Exercise:
Every record must be written out once more, with nothing added or omitted.

Task input:
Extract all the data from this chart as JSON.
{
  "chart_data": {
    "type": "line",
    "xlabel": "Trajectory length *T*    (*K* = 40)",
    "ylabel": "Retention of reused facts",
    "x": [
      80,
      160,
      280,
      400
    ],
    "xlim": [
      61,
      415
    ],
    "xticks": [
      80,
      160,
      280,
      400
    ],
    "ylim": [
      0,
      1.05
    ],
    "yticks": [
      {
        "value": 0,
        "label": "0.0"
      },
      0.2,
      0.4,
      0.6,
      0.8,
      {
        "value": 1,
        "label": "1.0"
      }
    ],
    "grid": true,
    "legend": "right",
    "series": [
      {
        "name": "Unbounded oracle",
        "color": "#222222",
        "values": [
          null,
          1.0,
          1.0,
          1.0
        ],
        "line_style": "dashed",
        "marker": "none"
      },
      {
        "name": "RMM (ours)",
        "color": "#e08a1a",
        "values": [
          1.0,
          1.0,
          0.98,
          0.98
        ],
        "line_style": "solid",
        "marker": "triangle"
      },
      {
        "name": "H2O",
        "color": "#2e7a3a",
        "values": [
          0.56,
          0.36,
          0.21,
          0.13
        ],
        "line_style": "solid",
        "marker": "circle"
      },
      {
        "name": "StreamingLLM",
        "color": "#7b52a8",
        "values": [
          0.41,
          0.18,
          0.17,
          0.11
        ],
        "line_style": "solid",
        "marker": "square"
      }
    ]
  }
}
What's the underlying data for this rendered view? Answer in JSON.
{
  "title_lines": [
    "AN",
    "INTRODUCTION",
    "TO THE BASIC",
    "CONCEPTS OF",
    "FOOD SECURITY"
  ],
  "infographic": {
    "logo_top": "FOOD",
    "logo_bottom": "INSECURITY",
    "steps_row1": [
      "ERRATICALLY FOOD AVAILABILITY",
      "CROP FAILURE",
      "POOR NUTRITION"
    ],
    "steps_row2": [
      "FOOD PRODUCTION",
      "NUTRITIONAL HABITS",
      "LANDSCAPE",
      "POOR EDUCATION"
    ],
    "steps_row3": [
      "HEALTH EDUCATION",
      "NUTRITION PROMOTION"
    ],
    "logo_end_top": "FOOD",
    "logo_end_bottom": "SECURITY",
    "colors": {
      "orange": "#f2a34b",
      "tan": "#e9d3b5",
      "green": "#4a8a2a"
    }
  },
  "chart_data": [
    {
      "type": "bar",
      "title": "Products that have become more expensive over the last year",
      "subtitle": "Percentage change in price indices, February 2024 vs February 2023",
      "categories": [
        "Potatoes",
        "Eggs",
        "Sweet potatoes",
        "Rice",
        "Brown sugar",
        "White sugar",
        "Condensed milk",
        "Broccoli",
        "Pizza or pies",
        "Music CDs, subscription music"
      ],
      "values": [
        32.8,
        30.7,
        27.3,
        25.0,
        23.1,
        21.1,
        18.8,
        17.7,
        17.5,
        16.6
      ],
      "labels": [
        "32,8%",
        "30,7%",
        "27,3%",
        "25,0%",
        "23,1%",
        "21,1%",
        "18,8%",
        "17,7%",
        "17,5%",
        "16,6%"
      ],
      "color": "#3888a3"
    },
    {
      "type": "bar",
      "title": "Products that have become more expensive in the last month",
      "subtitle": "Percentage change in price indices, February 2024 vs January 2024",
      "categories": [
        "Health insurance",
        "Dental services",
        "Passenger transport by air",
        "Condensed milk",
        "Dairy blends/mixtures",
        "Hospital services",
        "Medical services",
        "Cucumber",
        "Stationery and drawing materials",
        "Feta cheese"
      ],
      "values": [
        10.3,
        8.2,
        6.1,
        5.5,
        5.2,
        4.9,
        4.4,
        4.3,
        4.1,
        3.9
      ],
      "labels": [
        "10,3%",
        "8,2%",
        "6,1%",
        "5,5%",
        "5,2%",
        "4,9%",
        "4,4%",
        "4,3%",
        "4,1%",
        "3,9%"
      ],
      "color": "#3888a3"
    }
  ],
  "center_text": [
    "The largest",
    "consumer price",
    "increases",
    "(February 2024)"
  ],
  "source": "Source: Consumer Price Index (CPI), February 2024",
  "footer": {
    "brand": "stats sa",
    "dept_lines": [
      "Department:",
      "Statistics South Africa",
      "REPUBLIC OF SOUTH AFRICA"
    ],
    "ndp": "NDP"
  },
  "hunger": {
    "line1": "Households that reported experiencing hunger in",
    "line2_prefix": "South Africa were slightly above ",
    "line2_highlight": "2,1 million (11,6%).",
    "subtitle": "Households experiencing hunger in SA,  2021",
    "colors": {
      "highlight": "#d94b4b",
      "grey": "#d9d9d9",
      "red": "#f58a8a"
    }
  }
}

Exercise output:
Extract all the data from this chart as JSON.
{
  "chart_data": {
    "type": "line",
    "xlabel": "Trajectory length *T*    (*K* = 40)",
    "ylabel": "Retention of reused facts",
    "x": [
      80,
      160,
      280,
      400
    ],
    "xlim": [
      61,
      415
    ],
    "xticks": [
      80,
      160,
      280,
      400
    ],
    "ylim": [
      0,
      1.05
    ],
    "yticks": [
      {
        "value": 0,
        "label": "0.0"
      },
      0.2,
      0.4,
      0.6,
      0.8,
      {
        "value": 1,
        "label": "1.0"
      }
    ],
    "grid": true,
    "legend": "right",
    "series": [
      {
        "name": "Unbounded oracle",
        "color": "#222222",
        "values": [
          null,
          1.0,
          1.0,
          1.0
        ],
        "line_style": "dashed",
        "marker": "none"
      },
      {
        "name": "RMM (ours)",
        "color": "#e08a1a",
        "values": [
          1.0,
          1.0,
          0.98,
          0.98
        ],
        "line_style": "solid",
        "marker": "triangle"
      },
      {
        "name": "H2O",
        "color": "#2e7a3a",
        "values": [
          0.56,
          0.36,
          0.21,
          0.13
        ],
        "line_style": "solid",
        "marker": "circle"
      },
      {
        "name": "StreamingLLM",
        "color": "#7b52a8",
        "values": [
          0.41,
          0.18,
          0.17,
          0.11
        ],
        "line_style": "solid",
        "marker": "square"
      }
    ]
  }
}
What's the underlying data for this rendered view? Answer in JSON.
{
  "title_lines": [
    "AN",
    "INTRODUCTION",
    "TO THE BASIC",
    "CONCEPTS OF",
    "FOOD SECURITY"
  ],
  "infographic": {
    "logo_top": "FOOD",
    "logo_bottom": "INSECURITY",
    "steps_row1": [
      "ERRATICALLY FOOD AVAILABILITY",
      "CROP FAILURE",
      "POOR NUTRITION"
    ],
    "steps_row2": [
      "FOOD PRODUCTION",
      "NUTRITIONAL HABITS",
      "LANDSCAPE",
      "POOR EDUCATION"
    ],
    "steps_row3": [
      "HEALTH EDUCATION",
      "NUTRITION PROMOTION"
    ],
    "logo_end_top": "FOOD",
    "logo_end_bottom": "SECURITY",
    "colors": {
      "orange": "#f2a34b",
      "tan": "#e9d3b5",
      "green": "#4a8a2a"
    }
  },
  "chart_data": [
    {
      "type": "bar",
      "title": "Products that have become more expensive over the last year",
      "subtitle": "Percentage change in price indices, February 2024 vs February 2023",
      "categories": [
        "Potatoes",
        "Eggs",
        "Sweet potatoes",
        "Rice",
        "Brown sugar",
        "White sugar",
        "Condensed milk",
        "Broccoli",
        "Pizza or pies",
        "Music CDs, subscription music"
      ],
      "values": [
        32.8,
        30.7,
        27.3,
        25.0,
        23.1,
        21.1,
        18.8,
        17.7,
        17.5,
        16.6
      ],
      "labels": [
        "32,8%",
        "30,7%",
        "27,3%",
        "25,0%",
        "23,1%",
        "21,1%",
        "18,8%",
        "17,7%",
        "17,5%",
        "16,6%"
      ],
      "color": "#3888a3"
    },
    {
      "type": "bar",
      "title": "Products that have become more expensive in the last month",
      "subtitle": "Percentage change in price indices, February 2024 vs January 2024",
      "categories": [
        "Health insurance",
        "Dental services",
        "Passenger transport by air",
        "Condensed milk",
        "Dairy blends/mixtures",
        "Hospital services",
        "Medical services",
        "Cucumber",
        "Stationery and drawing materials",
        "Feta cheese"
      ],
      "values": [
        10.3,
        8.2,
        6.1,
        5.5,
        5.2,
        4.9,
        4.4,
        4.3,
        4.1,
        3.9
      ],
      "labels": [
        "10,3%",
        "8,2%",
        "6,1%",
        "5,5%",
        "5,2%",
        "4,9%",
        "4,4%",
        "4,3%",
        "4,1%",
        "3,9%"
      ],
      "color": "#3888a3"
    }
  ],
  "center_text": [
    "The largest",
    "consumer price",
    "increases",
    "(February 2024)"
  ],
  "source": "Source: Consumer Price Index (CPI), February 2024",
  "footer": {
    "brand": "stats sa",
    "dept_lines": [
      "Department:",
      "Statistics South Africa",
      "REPUBLIC OF SOUTH AFRICA"
    ],
    "ndp": "NDP"
  },
  "hunger": {
    "line1": "Households that reported experiencing hunger in",
    "line2_prefix": "South Africa were slightly above ",
    "line2_highlight": "2,1 million (11,6%).",
    "subtitle": "Households experiencing hunger in SA,  2021",
    "colors": {
      "highlight": "#d94b4b",
      "grey": "#d9d9d9",
      "red": "#f58a8a"
    }
  }
}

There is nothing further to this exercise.